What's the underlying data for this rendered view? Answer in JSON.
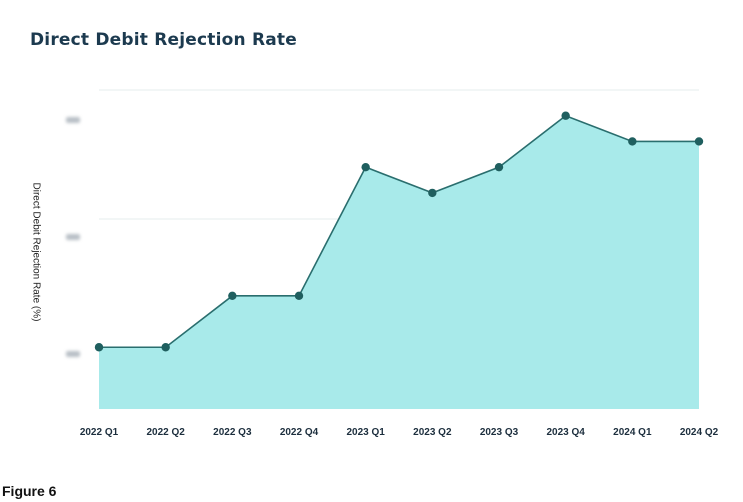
{
  "chart_data": {
    "type": "area",
    "title": "Direct Debit Rejection Rate",
    "ylabel": "Direct Debit Rejection Rate (%)",
    "xlabel": "",
    "categories": [
      "2022 Q1",
      "2022 Q2",
      "2022 Q3",
      "2022 Q4",
      "2023 Q1",
      "2023 Q2",
      "2023 Q3",
      "2023 Q4",
      "2024 Q1",
      "2024 Q2"
    ],
    "values": [
      1.0,
      1.0,
      1.4,
      1.4,
      2.4,
      2.2,
      2.4,
      2.8,
      2.6,
      2.6
    ],
    "ylim": [
      0.52,
      3.0
    ],
    "ytick_values": [
      1.0,
      2.0,
      3.0
    ],
    "ytick_labels_obscured": true,
    "grid": true,
    "colors": {
      "fill": "#a8eaea",
      "line": "#2a6e6e",
      "marker": "#1f5f5f",
      "grid": "#e6ecee"
    }
  },
  "caption": "Figure 6"
}
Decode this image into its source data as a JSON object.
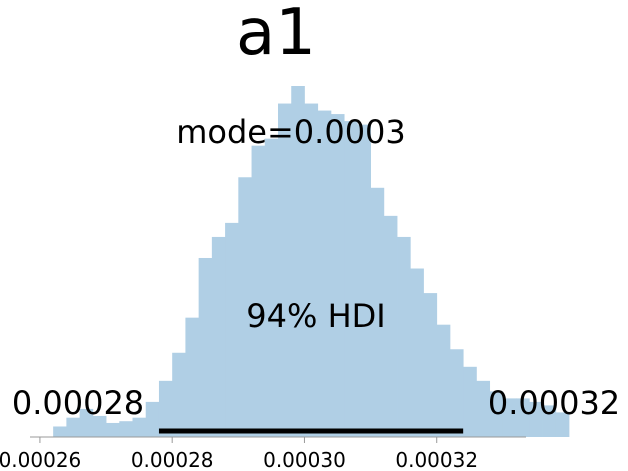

Goal of the exercise: Print each record exactly as it stands, leaving the images out.

Right answer:
What's the underlying data for this rendered view? Answer in JSON.
{
  "chart_data": {
    "type": "area",
    "title": "Direct Debit Rejection Rate",
    "ylabel": "Direct Debit Rejection Rate (%)",
    "xlabel": "",
    "categories": [
      "2022 Q1",
      "2022 Q2",
      "2022 Q3",
      "2022 Q4",
      "2023 Q1",
      "2023 Q2",
      "2023 Q3",
      "2023 Q4",
      "2024 Q1",
      "2024 Q2"
    ],
    "values": [
      1.0,
      1.0,
      1.4,
      1.4,
      2.4,
      2.2,
      2.4,
      2.8,
      2.6,
      2.6
    ],
    "ylim": [
      0.52,
      3.0
    ],
    "ytick_values": [
      1.0,
      2.0,
      3.0
    ],
    "ytick_labels_obscured": true,
    "grid": true,
    "colors": {
      "fill": "#a8eaea",
      "line": "#2a6e6e",
      "marker": "#1f5f5f",
      "grid": "#e6ecee"
    }
  },
  "caption": "Figure 6"
}
Decode this image into its source data as a JSON object.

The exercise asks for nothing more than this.